* **REQUIRED WORK**
Extract the records below word for word and ignore the images.

* **THE INPUT**

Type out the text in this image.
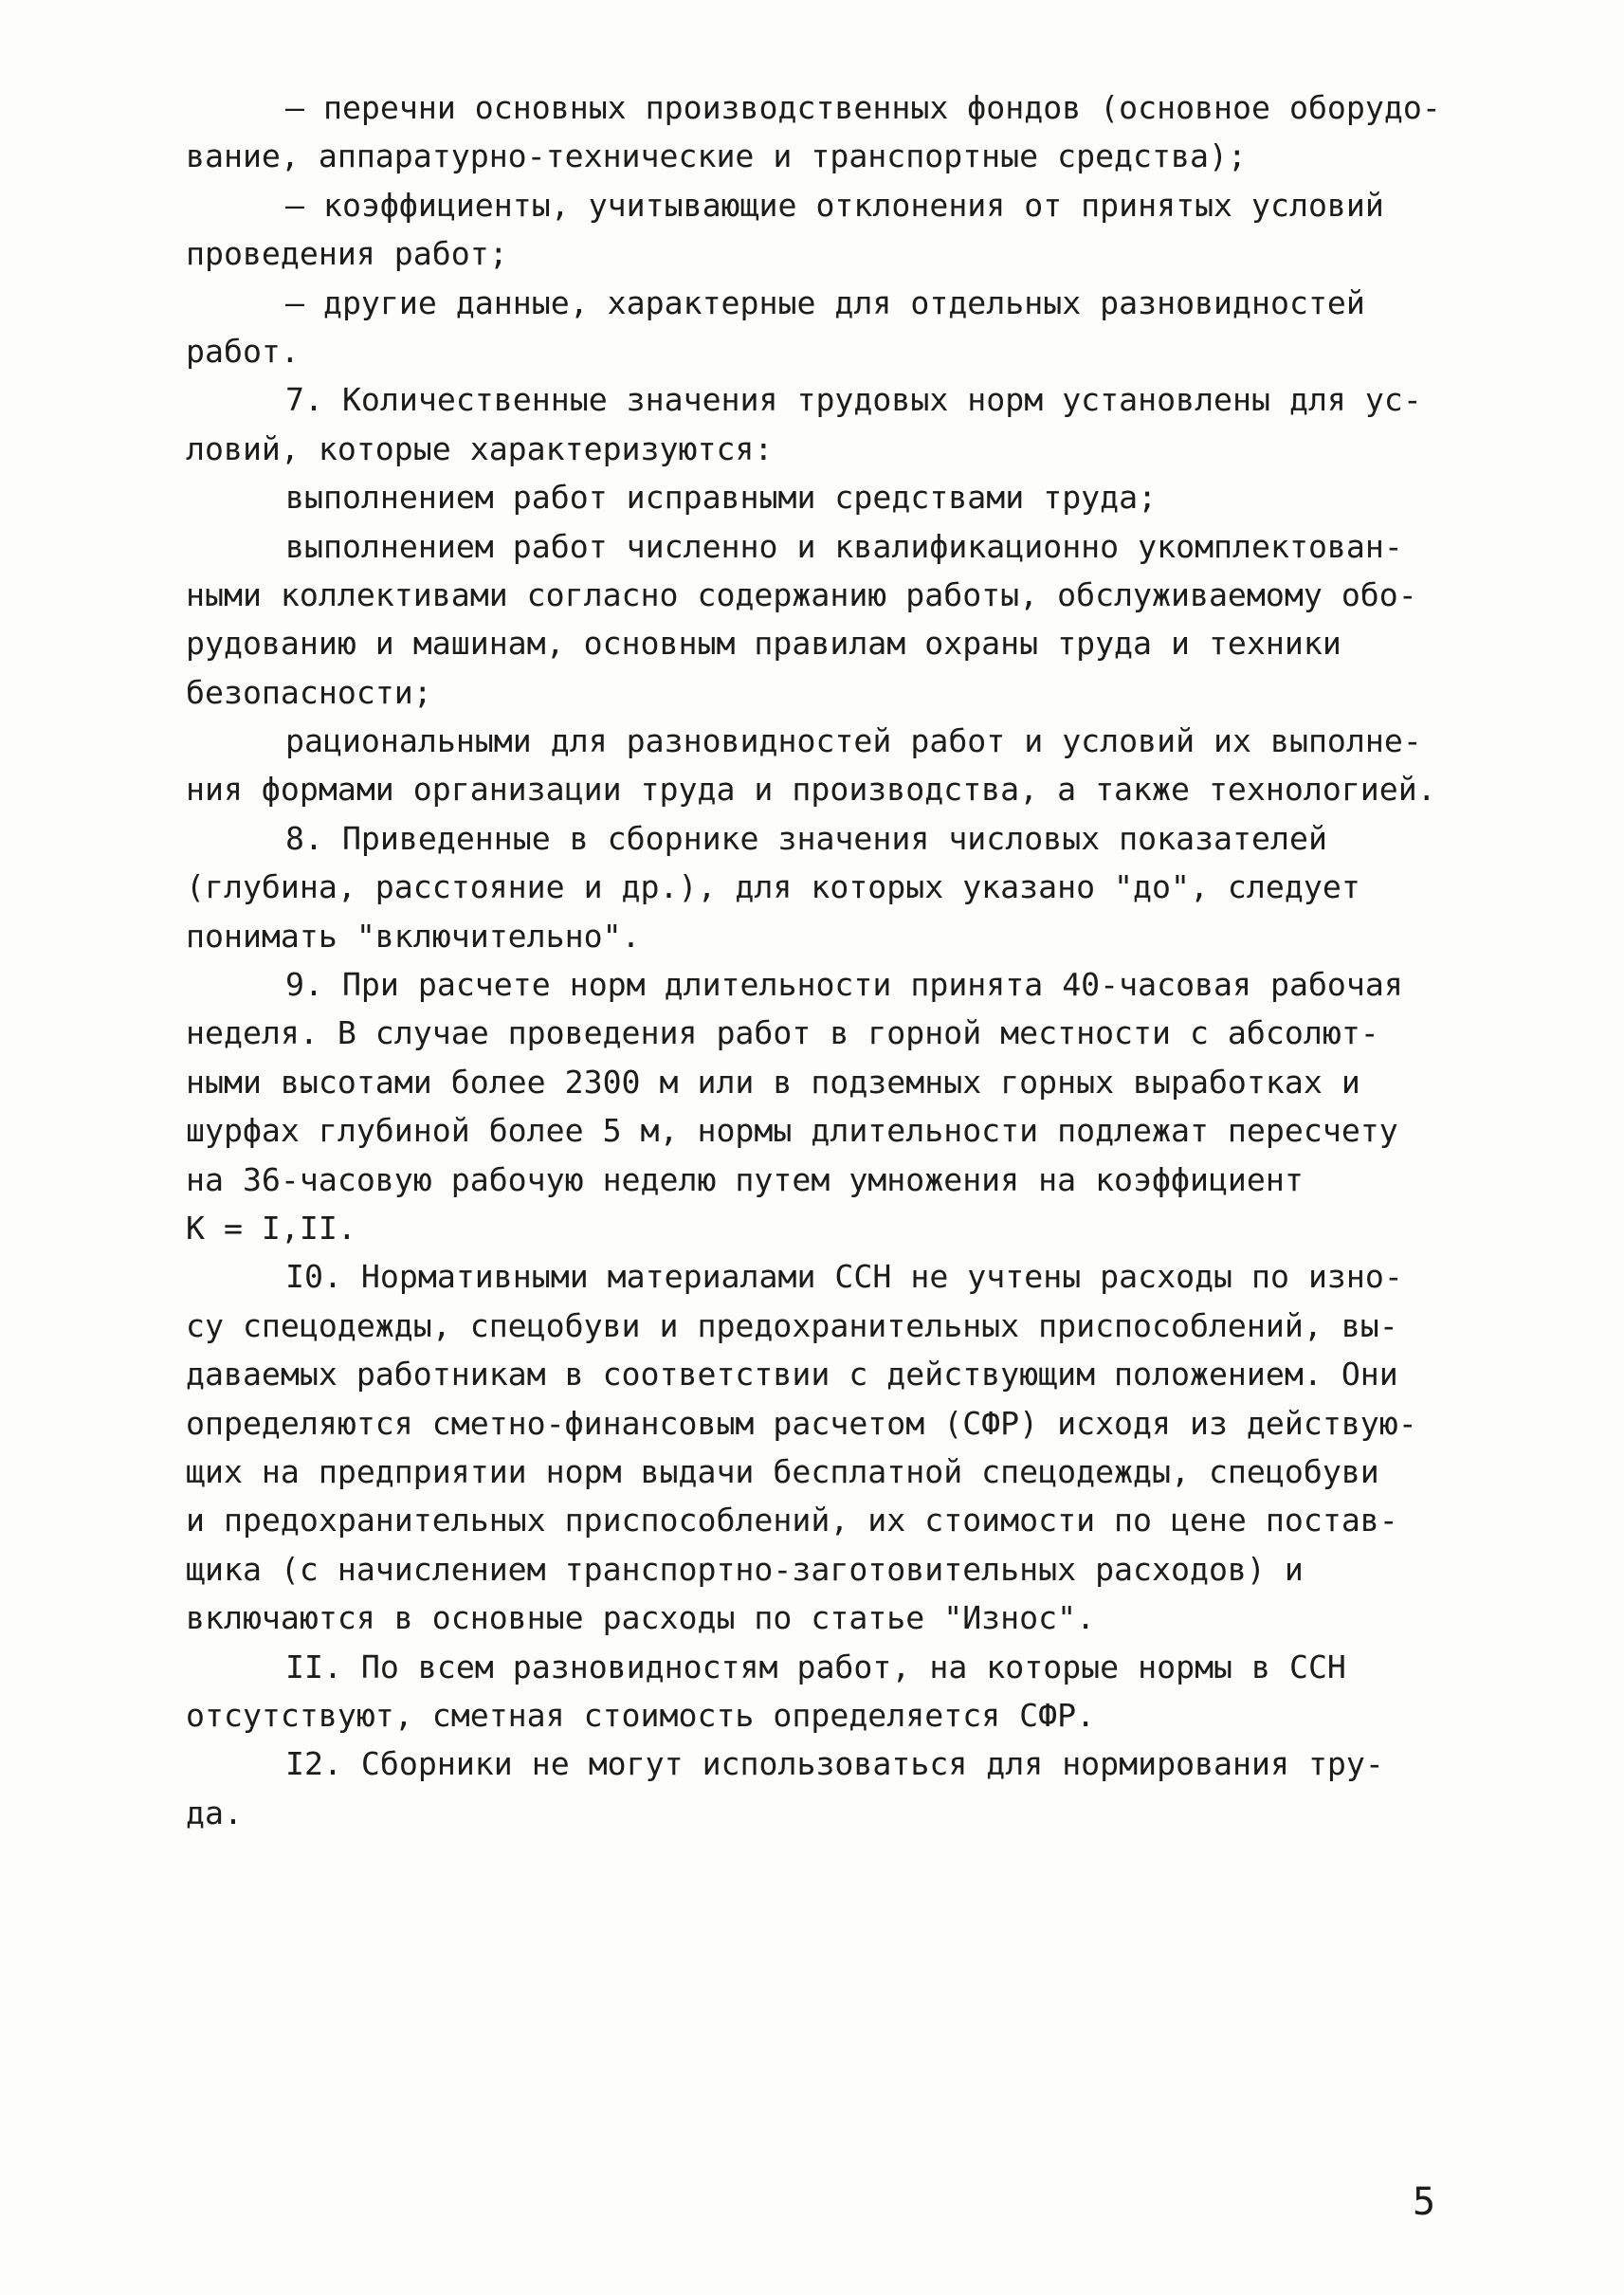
– перечни основных производственных фондов (основное оборудо-
вание, аппаратурно-технические и транспортные средства);
– коэффициенты, учитывающие отклонения от принятых условий
проведения работ;
– другие данные, характерные для отдельных разновидностей
работ.
7. Количественные значения трудовых норм установлены для ус-
ловий, которые характеризуются:
выполнением работ исправными средствами труда;
выполнением работ численно и квалификационно укомплектован-
ными коллективами согласно содержанию работы, обслуживаемому обо-
рудованию и машинам, основным правилам охраны труда и техники
безопасности;
рациональными для разновидностей работ и условий их выполне-
ния формами организации труда и производства, а также технологией.
8. Приведенные в сборнике значения числовых показателей
(глубина, расстояние и др.), для которых указано "до", следует
понимать "включительно".
9. При расчете норм длительности принята 40-часовая рабочая
неделя. В случае проведения работ в горной местности с абсолют-
ными высотами более 2300 м или в подземных горных выработках и
шурфах глубиной более 5 м, нормы длительности подлежат пересчету
на 36-часовую рабочую неделю путем умножения на коэффициент
К = I,II.
I0. Нормативными материалами ССН не учтены расходы по изно-
су спецодежды, спецобуви и предохранительных приспособлений, вы-
даваемых работникам в соответствии с действующим положением. Они
определяются сметно-финансовым расчетом (СФР) исходя из действую-
щих на предприятии норм выдачи бесплатной спецодежды, спецобуви
и предохранительных приспособлений, их стоимости по цене постав-
щика (с начислением транспортно-заготовительных расходов) и
включаются в основные расходы по статье "Износ".
II. По всем разновидностям работ, на которые нормы в ССН
отсутствуют, сметная стоимость определяется СФР.
I2. Сборники не могут использоваться для нормирования тру-
да.
5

* **EXERCISE OUTPUT**
Type out the text in this image.
– перечни основных производственных фондов (основное оборудо-
вание, аппаратурно-технические и транспортные средства);
– коэффициенты, учитывающие отклонения от принятых условий
проведения работ;
– другие данные, характерные для отдельных разновидностей
работ.
7. Количественные значения трудовых норм установлены для ус-
ловий, которые характеризуются:
выполнением работ исправными средствами труда;
выполнением работ численно и квалификационно укомплектован-
ными коллективами согласно содержанию работы, обслуживаемому обо-
рудованию и машинам, основным правилам охраны труда и техники
безопасности;
рациональными для разновидностей работ и условий их выполне-
ния формами организации труда и производства, а также технологией.
8. Приведенные в сборнике значения числовых показателей
(глубина, расстояние и др.), для которых указано "до", следует
понимать "включительно".
9. При расчете норм длительности принята 40-часовая рабочая
неделя. В случае проведения работ в горной местности с абсолют-
ными высотами более 2300 м или в подземных горных выработках и
шурфах глубиной более 5 м, нормы длительности подлежат пересчету
на 36-часовую рабочую неделю путем умножения на коэффициент
К = I,II.
I0. Нормативными материалами ССН не учтены расходы по изно-
су спецодежды, спецобуви и предохранительных приспособлений, вы-
даваемых работникам в соответствии с действующим положением. Они
определяются сметно-финансовым расчетом (СФР) исходя из действую-
щих на предприятии норм выдачи бесплатной спецодежды, спецобуви
и предохранительных приспособлений, их стоимости по цене постав-
щика (с начислением транспортно-заготовительных расходов) и
включаются в основные расходы по статье "Износ".
II. По всем разновидностям работ, на которые нормы в ССН
отсутствуют, сметная стоимость определяется СФР.
I2. Сборники не могут использоваться для нормирования тру-
да.
5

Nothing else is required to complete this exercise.